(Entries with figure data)
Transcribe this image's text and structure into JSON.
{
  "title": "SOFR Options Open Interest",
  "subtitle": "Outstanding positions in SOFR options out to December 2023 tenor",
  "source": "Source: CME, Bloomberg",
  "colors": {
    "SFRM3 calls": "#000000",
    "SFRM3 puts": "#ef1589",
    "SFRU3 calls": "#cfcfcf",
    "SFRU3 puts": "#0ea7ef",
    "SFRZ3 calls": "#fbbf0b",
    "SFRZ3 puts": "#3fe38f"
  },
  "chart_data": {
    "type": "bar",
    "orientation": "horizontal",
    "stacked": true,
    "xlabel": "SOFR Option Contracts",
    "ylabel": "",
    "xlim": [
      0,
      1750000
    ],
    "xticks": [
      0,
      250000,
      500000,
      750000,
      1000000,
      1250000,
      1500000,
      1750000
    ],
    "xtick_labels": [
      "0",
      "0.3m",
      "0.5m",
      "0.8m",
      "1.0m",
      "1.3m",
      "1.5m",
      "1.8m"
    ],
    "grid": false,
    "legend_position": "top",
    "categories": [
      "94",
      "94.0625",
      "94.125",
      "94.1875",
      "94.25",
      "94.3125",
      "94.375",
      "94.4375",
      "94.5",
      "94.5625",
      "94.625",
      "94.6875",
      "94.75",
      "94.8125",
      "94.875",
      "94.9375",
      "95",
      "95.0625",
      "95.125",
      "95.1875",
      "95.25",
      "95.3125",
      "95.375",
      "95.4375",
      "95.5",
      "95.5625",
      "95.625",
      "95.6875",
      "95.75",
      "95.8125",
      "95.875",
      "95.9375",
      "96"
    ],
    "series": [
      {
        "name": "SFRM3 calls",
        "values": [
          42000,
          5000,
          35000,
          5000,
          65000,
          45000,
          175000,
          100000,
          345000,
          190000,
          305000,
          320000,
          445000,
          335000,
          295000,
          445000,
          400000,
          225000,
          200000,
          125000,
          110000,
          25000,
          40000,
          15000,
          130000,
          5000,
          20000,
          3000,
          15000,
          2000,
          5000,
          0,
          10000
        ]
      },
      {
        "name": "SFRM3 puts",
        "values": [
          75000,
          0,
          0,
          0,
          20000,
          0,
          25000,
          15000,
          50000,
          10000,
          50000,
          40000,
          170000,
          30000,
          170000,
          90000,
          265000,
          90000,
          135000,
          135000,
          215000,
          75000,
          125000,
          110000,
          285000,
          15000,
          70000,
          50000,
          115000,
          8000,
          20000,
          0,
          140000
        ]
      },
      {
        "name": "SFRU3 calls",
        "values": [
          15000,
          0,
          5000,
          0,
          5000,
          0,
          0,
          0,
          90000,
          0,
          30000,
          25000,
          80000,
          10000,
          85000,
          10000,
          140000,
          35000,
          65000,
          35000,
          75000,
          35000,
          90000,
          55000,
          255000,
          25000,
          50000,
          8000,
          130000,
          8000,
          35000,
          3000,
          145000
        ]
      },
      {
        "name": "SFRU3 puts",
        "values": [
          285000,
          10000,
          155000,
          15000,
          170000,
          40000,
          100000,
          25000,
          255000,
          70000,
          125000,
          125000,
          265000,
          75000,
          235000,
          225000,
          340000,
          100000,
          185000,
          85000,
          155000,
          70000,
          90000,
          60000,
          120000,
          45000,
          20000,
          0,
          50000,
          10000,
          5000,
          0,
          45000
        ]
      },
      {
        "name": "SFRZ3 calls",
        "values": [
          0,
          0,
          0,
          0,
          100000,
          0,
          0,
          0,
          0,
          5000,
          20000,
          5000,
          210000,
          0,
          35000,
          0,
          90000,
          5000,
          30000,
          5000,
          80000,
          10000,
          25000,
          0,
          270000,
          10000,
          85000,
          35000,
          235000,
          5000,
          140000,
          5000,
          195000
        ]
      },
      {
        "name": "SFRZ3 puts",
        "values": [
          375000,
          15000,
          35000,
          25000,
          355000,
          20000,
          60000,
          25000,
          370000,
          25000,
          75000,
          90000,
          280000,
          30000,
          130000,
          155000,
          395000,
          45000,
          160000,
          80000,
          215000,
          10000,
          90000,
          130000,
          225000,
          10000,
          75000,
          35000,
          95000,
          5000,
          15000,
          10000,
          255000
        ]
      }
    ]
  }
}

* What to produce *
Collect the lines that hold "puts".

* The reply *
    "SFRM3 puts": "#ef1589",
    "SFRU3 puts": "#0ea7ef",
    "SFRZ3 puts": "#3fe38f"
        "name": "SFRM3 puts",
        "name": "SFRU3 puts",
        "name": "SFRZ3 puts",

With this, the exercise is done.